**Extracted records**:
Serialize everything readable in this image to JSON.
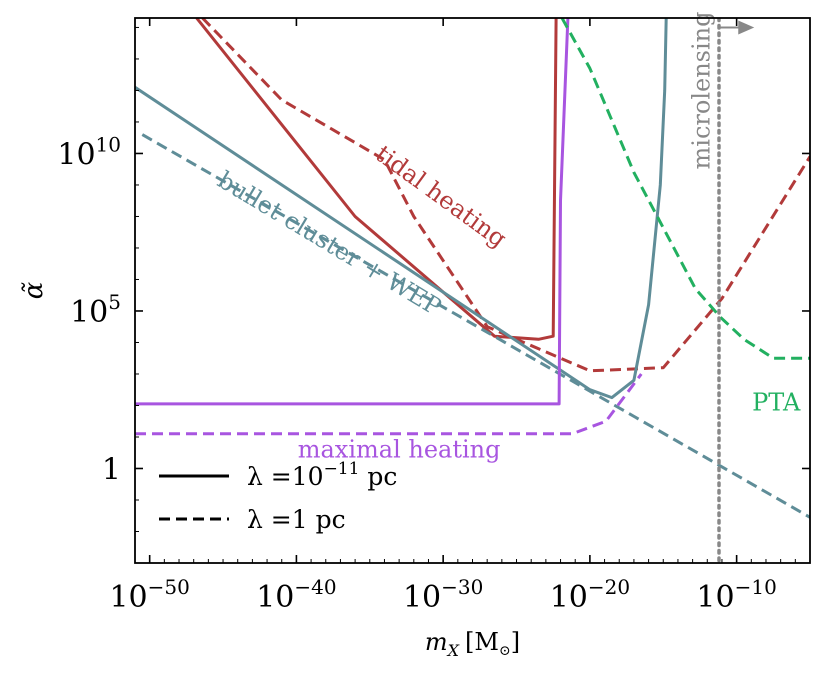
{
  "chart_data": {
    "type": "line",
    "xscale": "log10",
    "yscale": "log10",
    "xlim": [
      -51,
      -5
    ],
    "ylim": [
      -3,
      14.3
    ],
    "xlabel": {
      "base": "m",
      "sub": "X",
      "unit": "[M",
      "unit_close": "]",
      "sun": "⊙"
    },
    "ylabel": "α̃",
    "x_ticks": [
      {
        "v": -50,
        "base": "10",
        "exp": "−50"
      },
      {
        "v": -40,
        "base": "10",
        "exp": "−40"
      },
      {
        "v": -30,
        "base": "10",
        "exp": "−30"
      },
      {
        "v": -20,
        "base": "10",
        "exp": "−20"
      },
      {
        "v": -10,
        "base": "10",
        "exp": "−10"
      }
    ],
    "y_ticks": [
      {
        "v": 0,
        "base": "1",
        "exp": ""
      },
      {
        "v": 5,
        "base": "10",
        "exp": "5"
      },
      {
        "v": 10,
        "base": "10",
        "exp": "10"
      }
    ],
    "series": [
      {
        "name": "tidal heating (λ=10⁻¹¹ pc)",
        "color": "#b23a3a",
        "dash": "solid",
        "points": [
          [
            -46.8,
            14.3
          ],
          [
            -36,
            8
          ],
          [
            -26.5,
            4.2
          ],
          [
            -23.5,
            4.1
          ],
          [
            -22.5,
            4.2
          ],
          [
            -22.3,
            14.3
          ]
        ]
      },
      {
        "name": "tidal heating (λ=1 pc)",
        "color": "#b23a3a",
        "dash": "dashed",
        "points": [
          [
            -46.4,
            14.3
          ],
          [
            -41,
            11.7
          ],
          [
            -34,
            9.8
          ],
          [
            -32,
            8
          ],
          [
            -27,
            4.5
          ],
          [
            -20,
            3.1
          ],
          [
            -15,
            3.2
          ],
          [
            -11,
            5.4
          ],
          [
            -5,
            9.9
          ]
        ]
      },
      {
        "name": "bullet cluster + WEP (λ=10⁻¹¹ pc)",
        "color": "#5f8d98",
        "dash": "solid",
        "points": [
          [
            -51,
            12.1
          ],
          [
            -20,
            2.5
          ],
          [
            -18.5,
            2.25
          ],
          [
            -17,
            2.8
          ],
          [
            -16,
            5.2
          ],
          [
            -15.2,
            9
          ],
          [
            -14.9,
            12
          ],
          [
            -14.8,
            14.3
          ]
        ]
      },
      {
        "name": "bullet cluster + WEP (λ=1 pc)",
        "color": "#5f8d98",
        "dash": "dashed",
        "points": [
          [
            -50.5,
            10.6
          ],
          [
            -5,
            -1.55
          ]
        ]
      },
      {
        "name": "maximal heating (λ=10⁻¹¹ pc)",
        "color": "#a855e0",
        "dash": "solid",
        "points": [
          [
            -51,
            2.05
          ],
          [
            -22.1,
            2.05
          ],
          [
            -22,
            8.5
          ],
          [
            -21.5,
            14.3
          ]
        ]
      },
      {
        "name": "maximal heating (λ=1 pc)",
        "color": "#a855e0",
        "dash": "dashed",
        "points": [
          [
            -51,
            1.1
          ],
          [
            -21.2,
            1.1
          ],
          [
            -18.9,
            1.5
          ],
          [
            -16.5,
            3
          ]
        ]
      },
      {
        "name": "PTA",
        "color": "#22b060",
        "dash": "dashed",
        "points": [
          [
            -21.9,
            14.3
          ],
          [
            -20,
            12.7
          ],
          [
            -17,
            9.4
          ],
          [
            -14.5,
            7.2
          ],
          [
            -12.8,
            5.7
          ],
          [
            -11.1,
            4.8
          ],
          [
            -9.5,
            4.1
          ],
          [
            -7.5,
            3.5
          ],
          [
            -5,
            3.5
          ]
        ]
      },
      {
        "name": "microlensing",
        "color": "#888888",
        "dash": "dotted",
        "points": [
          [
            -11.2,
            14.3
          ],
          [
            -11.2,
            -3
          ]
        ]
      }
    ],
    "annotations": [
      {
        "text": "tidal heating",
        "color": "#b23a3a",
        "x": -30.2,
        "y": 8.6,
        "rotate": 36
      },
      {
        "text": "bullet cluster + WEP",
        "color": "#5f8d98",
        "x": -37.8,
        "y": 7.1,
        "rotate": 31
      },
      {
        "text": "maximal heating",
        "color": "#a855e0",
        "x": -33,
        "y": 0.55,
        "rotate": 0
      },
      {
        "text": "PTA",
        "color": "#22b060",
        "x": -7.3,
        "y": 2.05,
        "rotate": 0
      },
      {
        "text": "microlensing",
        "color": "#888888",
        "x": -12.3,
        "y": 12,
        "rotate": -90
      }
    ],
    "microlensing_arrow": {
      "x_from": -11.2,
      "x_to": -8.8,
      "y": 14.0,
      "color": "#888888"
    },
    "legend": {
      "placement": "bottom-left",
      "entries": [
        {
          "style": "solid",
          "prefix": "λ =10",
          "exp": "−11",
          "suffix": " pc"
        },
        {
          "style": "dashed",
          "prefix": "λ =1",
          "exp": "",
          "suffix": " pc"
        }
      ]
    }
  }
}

---

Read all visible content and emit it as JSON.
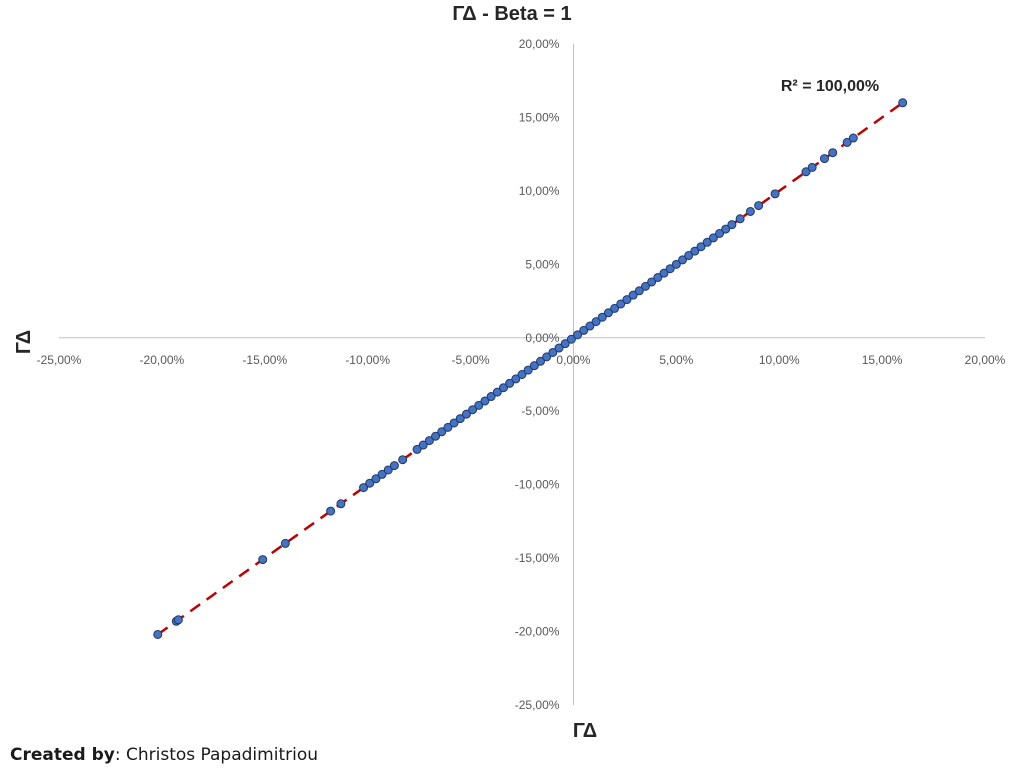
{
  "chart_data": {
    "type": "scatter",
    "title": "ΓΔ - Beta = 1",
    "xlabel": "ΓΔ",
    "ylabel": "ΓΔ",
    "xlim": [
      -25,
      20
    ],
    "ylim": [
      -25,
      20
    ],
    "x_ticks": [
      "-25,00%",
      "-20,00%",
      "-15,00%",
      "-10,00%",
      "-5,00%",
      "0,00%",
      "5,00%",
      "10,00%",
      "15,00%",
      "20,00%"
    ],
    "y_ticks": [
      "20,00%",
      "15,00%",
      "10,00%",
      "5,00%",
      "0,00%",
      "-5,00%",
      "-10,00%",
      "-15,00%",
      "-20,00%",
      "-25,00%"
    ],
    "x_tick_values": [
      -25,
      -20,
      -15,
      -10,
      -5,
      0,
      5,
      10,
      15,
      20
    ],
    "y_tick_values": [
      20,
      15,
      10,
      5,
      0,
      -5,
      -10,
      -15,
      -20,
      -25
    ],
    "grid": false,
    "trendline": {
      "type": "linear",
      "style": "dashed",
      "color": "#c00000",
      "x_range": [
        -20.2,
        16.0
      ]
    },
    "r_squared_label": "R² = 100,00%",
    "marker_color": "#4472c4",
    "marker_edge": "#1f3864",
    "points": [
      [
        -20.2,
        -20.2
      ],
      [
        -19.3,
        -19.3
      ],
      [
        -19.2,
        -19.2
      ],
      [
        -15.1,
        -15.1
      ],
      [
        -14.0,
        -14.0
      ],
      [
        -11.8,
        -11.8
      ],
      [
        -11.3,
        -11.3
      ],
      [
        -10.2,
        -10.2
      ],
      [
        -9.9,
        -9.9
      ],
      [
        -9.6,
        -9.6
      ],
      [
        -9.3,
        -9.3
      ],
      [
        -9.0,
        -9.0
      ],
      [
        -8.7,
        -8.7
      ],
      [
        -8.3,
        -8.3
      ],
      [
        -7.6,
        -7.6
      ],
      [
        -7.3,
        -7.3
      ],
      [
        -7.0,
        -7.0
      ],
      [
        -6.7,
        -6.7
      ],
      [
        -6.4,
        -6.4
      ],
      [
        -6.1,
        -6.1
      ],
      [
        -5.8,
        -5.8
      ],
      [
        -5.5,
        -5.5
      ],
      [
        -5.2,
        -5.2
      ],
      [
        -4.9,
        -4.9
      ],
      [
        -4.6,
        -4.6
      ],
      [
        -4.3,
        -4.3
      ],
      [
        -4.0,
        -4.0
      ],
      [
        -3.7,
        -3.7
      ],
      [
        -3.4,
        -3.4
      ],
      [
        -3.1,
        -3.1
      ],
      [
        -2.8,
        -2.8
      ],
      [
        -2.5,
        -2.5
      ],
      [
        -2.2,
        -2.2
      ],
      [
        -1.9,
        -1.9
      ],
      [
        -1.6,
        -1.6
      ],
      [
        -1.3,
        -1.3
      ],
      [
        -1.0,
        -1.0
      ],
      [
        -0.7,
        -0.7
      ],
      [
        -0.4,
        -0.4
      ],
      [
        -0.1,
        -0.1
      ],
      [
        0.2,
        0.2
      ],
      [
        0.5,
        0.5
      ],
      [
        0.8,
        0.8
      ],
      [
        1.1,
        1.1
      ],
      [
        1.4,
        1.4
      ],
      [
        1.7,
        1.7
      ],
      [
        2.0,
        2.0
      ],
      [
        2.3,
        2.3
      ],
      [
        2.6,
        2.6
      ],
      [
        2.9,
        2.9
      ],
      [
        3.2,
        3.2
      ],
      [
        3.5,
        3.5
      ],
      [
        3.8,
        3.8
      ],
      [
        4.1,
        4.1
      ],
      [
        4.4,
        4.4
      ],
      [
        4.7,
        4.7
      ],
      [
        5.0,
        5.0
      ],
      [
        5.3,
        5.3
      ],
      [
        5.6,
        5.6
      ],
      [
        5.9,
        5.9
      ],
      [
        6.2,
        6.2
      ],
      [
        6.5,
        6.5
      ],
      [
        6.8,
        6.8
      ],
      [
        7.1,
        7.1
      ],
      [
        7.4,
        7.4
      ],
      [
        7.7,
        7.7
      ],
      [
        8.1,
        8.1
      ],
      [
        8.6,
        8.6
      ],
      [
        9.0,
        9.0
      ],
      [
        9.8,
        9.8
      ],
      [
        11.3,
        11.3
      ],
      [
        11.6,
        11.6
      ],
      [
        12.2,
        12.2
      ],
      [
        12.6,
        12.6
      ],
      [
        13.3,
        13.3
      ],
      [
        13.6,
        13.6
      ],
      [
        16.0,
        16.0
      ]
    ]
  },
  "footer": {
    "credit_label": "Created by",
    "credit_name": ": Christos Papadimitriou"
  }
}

**BRIEF**: Copy each line of the records above that carries the word "style".

**TASK RESPONSE**:
          "style": "solid",
          "style": "dashed",
      "style": "dashed",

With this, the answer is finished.